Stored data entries
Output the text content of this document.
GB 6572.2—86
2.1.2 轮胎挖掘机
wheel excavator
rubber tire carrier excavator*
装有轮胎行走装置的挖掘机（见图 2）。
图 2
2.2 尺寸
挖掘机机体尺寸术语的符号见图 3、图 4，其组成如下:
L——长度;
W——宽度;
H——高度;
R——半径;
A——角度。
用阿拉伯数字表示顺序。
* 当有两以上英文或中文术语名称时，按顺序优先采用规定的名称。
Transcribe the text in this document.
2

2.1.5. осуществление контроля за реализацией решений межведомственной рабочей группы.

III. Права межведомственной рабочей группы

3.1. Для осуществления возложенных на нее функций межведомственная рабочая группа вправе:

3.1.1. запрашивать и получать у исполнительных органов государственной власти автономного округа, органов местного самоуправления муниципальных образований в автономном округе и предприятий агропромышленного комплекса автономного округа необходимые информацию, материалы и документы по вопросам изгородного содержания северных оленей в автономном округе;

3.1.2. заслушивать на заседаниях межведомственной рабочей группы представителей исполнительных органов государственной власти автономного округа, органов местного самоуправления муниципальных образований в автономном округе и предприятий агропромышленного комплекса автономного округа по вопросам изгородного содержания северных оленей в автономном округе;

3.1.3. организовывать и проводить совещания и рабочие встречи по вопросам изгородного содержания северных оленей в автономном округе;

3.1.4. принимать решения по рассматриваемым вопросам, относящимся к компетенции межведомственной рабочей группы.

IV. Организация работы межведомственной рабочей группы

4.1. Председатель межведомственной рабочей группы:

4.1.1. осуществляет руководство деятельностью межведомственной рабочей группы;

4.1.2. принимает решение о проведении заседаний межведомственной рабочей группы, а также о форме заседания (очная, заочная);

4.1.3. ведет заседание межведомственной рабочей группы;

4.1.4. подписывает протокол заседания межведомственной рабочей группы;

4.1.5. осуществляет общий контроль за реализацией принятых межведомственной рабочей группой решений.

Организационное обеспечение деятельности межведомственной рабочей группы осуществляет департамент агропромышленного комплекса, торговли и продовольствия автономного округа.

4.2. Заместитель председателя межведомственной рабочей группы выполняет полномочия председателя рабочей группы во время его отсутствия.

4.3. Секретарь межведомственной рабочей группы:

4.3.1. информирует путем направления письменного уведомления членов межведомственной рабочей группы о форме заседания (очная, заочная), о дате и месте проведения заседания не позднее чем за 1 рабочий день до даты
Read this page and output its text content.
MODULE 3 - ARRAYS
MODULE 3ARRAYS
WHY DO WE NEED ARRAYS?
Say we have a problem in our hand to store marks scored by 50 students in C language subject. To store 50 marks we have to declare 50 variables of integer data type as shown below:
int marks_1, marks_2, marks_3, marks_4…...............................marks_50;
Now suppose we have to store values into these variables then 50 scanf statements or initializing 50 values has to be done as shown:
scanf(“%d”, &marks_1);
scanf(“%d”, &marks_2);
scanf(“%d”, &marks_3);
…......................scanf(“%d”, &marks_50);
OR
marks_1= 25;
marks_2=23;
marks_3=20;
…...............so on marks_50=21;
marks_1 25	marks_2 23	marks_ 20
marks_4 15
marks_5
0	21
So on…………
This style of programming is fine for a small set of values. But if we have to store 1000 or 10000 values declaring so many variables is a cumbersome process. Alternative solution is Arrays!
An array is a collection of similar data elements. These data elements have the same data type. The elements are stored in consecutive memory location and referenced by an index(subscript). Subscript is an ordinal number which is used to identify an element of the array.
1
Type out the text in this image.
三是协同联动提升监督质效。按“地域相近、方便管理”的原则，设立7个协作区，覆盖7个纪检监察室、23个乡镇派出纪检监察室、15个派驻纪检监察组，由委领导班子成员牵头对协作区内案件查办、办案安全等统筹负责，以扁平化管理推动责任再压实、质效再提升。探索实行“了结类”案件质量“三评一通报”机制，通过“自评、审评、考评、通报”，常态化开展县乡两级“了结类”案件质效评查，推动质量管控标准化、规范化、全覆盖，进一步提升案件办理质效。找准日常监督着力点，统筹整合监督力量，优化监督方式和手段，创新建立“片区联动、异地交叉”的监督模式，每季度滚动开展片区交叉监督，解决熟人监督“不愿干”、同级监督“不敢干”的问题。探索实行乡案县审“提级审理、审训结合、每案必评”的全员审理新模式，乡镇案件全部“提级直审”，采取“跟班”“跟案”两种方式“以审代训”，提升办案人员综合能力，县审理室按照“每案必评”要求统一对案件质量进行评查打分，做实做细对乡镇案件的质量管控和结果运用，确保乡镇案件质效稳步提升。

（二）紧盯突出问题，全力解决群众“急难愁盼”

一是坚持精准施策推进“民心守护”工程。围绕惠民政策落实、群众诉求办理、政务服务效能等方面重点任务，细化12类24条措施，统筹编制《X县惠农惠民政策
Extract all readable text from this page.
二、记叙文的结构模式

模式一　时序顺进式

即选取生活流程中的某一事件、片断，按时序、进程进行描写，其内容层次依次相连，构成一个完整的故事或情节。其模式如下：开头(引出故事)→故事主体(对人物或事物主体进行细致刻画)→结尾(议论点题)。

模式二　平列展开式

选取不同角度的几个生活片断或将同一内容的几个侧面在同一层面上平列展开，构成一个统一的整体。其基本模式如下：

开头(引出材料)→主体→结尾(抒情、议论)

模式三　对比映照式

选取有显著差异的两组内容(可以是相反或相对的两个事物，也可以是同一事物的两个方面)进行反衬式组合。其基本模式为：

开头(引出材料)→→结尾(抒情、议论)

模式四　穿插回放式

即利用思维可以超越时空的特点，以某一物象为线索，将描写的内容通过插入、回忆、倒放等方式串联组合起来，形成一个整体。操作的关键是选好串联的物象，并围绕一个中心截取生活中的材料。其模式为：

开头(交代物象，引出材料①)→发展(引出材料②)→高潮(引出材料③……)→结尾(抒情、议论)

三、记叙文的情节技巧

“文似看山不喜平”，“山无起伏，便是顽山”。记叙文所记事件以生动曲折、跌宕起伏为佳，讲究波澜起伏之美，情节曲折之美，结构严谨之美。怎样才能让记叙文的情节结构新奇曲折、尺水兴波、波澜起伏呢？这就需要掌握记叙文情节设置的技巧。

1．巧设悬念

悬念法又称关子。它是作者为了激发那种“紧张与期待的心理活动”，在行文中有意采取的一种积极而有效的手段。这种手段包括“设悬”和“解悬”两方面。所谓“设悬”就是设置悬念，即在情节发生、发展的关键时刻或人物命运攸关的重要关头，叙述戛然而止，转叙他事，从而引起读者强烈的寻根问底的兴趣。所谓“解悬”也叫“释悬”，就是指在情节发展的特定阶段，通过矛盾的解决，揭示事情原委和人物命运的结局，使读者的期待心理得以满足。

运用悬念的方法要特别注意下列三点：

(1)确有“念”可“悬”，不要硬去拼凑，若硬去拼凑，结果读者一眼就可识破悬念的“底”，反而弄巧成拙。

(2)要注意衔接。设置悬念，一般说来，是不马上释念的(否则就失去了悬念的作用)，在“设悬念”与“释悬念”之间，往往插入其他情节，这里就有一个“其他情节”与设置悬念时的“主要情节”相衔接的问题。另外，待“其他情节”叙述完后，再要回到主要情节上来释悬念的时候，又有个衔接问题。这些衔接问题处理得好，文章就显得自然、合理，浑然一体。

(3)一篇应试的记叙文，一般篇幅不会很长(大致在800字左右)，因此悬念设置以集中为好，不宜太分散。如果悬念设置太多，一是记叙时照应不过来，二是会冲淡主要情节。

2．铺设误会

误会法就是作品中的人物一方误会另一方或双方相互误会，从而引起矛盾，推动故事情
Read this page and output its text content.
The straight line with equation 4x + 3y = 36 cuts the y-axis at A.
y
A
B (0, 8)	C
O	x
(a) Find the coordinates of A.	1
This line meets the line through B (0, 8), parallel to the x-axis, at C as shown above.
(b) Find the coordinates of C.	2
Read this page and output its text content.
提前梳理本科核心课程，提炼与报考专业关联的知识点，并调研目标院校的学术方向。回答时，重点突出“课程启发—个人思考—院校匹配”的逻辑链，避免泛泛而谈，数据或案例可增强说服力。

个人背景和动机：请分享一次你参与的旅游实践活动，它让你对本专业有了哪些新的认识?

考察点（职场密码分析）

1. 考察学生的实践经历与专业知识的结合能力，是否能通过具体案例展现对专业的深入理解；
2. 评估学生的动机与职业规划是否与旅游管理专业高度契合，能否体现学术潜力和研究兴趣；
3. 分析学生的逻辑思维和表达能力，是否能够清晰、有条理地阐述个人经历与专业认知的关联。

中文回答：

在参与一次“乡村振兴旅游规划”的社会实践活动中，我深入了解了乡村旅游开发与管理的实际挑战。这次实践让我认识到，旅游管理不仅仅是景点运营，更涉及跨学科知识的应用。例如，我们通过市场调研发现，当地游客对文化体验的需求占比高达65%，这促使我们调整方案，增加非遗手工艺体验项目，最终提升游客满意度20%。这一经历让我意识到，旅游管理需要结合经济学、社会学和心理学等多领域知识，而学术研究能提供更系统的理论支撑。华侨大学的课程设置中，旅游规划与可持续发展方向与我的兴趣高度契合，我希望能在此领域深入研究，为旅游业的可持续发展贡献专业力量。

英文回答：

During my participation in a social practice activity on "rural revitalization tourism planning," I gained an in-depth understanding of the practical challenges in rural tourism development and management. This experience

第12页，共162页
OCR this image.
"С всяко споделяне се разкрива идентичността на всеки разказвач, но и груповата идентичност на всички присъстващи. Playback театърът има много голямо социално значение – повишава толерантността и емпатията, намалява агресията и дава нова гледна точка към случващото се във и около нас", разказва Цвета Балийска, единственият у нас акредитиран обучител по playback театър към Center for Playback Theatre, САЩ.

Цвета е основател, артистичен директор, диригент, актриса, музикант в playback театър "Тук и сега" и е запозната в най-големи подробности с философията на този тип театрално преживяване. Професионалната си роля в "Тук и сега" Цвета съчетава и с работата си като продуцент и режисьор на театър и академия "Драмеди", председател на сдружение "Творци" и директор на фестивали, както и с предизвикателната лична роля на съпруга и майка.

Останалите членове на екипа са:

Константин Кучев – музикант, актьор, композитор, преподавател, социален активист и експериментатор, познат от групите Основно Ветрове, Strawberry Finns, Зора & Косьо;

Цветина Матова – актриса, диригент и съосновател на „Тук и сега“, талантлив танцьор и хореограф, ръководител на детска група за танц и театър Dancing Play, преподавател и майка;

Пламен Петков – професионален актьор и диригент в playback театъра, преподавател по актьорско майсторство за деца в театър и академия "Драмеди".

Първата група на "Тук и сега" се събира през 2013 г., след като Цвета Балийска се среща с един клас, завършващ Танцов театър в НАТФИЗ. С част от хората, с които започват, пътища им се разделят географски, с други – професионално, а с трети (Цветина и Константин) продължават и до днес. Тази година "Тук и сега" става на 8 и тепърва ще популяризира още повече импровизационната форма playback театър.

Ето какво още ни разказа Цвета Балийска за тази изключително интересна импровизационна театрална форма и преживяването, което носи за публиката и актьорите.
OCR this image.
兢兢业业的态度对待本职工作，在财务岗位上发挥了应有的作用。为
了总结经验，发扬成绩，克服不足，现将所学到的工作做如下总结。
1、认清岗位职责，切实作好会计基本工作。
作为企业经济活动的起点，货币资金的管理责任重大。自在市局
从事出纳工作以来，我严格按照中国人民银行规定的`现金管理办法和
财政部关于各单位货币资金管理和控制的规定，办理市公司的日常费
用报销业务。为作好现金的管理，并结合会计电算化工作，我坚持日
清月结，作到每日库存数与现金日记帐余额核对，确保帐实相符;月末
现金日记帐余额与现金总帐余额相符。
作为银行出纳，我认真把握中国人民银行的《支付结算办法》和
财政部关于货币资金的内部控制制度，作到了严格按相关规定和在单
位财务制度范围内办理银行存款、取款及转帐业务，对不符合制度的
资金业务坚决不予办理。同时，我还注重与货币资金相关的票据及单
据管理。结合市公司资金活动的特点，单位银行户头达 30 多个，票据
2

* _YOUR GOAL_: Go through the lines above. Select every one that has the string "округа".

* _SOLUTION TO THIS TASK_:
3.1.1. запрашивать и получать у исполнительных органов государственной власти автономного округа, органов местного самоуправления муниципальных образований в автономном округе и предприятий агропромышленного комплекса автономного округа необходимые информацию, материалы и документы по вопросам изгородного содержания северных оленей в автономном округе;
3.1.2. заслушивать на заседаниях межведомственной рабочей группы представителей исполнительных органов государственной власти автономного округа, органов местного самоуправления муниципальных образований в автономном округе и предприятий агропромышленного комплекса автономного округа по вопросам изгородного содержания северных оленей в автономном округе;
Организационное обеспечение деятельности межведомственной рабочей группы осуществляет департамент агропромышленного комплекса, торговли и продовольствия автономного округа.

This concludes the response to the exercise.